BEGIN RECORDS FOR THE EXERCISE

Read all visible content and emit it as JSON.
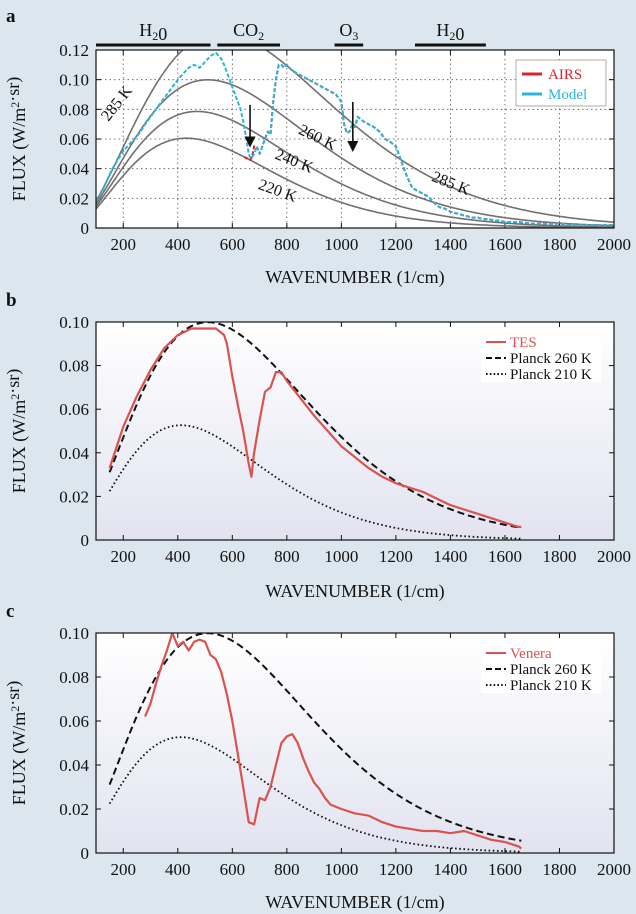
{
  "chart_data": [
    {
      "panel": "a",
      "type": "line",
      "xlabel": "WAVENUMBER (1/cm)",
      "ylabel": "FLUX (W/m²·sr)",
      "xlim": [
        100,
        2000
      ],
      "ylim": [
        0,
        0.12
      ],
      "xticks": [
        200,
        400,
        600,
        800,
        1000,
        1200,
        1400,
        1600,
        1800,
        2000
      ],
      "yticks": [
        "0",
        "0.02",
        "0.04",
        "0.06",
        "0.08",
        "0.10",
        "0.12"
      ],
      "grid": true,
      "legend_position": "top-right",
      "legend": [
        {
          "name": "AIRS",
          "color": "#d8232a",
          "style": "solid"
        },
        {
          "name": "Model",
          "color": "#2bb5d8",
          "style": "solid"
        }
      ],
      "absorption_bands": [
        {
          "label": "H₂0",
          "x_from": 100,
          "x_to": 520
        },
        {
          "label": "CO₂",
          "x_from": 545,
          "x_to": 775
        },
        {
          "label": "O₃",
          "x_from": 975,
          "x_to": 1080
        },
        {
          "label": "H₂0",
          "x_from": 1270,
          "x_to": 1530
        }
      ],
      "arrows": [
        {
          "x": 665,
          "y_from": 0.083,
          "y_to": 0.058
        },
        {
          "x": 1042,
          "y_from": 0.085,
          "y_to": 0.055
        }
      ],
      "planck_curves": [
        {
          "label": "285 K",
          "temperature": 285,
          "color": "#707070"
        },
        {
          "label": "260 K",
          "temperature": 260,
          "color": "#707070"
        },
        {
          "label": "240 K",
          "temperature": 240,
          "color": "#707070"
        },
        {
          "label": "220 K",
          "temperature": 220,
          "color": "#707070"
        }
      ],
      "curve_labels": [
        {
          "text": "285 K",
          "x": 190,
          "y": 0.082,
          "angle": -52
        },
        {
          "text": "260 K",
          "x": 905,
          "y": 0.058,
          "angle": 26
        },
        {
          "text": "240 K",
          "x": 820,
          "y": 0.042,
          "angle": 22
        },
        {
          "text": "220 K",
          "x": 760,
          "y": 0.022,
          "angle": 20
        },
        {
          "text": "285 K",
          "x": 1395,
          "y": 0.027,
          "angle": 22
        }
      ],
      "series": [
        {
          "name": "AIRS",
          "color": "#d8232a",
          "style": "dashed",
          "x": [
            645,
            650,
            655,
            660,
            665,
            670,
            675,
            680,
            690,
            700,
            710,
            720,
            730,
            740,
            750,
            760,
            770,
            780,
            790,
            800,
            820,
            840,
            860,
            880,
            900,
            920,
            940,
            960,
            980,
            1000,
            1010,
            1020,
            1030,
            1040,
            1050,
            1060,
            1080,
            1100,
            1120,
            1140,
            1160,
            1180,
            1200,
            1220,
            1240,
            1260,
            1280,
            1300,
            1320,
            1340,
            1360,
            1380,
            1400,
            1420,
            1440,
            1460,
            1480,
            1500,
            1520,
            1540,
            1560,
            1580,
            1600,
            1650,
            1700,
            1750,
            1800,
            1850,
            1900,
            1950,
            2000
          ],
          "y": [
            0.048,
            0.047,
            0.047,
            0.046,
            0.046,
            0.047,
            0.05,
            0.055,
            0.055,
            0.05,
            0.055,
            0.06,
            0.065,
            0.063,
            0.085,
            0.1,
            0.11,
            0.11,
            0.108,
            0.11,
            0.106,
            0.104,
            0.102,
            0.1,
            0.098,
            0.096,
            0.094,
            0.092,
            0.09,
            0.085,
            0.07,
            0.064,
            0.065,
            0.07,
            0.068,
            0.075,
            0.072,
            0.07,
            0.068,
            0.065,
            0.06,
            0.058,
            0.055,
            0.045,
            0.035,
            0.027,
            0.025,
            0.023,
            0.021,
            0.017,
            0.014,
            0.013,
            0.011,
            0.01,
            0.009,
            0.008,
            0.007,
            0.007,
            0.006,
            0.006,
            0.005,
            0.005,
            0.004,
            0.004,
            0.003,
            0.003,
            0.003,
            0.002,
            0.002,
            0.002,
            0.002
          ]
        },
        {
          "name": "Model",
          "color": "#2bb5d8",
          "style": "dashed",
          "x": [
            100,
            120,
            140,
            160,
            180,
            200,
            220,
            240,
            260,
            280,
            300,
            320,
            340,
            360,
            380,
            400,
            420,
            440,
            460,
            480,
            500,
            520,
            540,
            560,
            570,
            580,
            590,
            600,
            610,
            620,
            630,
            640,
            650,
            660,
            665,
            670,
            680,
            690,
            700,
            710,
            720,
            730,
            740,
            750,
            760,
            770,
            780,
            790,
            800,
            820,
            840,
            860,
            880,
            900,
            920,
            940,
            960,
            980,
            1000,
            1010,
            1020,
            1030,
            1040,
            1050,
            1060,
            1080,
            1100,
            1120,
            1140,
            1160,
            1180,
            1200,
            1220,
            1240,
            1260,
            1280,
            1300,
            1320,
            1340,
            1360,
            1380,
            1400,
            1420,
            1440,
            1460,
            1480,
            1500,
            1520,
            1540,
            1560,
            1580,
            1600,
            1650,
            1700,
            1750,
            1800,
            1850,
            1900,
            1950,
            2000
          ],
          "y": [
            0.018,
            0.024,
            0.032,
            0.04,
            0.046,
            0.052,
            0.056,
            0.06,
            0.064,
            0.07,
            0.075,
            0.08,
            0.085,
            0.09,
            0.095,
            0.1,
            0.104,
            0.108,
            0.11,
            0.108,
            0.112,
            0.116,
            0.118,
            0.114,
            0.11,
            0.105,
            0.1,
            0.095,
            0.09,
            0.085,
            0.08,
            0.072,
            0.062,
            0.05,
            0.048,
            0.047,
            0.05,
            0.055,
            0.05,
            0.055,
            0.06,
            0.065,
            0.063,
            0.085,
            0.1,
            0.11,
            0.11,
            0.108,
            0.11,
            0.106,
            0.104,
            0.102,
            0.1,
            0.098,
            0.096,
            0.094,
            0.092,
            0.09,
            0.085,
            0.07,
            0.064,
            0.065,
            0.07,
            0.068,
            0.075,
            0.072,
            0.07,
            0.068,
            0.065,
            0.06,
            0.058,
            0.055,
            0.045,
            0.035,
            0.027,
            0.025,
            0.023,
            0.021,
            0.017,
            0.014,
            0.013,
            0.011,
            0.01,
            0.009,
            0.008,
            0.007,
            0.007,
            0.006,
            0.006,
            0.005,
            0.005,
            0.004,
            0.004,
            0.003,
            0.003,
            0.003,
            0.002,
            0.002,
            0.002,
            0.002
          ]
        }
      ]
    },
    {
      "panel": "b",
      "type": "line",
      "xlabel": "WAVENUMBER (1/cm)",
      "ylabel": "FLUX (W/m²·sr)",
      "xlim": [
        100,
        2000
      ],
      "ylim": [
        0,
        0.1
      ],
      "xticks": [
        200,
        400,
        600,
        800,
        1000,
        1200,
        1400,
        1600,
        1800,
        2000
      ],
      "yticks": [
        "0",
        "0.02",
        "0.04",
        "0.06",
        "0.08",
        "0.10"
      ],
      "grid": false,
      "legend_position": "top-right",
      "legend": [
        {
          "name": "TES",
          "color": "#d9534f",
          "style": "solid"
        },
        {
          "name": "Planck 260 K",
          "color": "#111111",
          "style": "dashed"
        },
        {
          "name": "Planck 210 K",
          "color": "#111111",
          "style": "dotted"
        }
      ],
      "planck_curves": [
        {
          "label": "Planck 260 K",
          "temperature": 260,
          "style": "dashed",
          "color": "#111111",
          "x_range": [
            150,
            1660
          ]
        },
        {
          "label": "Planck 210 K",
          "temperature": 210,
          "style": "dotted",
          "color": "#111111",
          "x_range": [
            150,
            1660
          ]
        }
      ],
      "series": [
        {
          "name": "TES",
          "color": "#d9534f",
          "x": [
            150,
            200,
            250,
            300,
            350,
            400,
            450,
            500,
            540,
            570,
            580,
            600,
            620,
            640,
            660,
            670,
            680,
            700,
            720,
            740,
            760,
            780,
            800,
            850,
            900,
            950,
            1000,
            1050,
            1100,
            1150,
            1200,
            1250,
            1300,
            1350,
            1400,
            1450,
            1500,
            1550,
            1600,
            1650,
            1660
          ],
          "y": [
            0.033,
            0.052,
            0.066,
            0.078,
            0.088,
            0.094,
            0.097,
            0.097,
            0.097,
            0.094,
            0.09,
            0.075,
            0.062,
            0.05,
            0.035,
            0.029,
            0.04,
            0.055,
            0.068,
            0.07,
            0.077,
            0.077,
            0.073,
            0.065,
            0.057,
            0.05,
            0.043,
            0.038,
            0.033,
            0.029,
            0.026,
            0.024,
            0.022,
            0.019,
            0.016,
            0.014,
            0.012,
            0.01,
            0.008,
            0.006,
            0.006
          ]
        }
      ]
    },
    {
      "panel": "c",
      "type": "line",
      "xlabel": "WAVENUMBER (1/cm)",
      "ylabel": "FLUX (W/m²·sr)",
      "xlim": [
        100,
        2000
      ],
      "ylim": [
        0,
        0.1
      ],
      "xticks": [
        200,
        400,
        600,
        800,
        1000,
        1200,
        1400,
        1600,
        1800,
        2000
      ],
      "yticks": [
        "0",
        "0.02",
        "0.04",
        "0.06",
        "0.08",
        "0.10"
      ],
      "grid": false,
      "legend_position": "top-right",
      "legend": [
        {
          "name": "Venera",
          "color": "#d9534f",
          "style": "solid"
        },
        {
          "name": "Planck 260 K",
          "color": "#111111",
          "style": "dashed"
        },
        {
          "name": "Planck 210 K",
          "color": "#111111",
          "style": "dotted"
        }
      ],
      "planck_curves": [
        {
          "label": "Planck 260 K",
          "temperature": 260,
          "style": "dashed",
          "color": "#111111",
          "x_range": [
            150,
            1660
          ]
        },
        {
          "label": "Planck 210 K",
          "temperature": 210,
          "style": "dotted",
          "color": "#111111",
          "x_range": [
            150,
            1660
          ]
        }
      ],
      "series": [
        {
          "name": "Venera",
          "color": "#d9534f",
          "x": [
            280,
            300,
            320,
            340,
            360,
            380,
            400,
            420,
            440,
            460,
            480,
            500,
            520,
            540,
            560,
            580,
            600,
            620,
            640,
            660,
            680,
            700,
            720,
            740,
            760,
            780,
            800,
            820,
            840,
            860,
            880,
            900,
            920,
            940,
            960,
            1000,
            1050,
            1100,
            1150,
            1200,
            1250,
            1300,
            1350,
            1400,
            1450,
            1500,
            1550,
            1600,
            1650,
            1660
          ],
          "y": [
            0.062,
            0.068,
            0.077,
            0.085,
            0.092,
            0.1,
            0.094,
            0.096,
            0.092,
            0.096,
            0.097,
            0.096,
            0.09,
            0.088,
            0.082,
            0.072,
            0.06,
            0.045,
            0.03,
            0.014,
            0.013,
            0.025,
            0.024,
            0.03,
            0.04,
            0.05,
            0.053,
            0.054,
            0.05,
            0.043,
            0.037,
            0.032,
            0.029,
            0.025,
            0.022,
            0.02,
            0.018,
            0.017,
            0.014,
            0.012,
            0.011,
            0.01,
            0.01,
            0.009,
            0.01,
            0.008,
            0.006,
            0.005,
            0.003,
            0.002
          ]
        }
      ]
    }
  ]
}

END RECORDS FOR THE EXERCISE

▶ **WORK INSTRUCTIONS**
Examine the listing and say how many of its lines contain the string "angle". Give the number alone.

▶ **EXERCISE OUTPUT**
5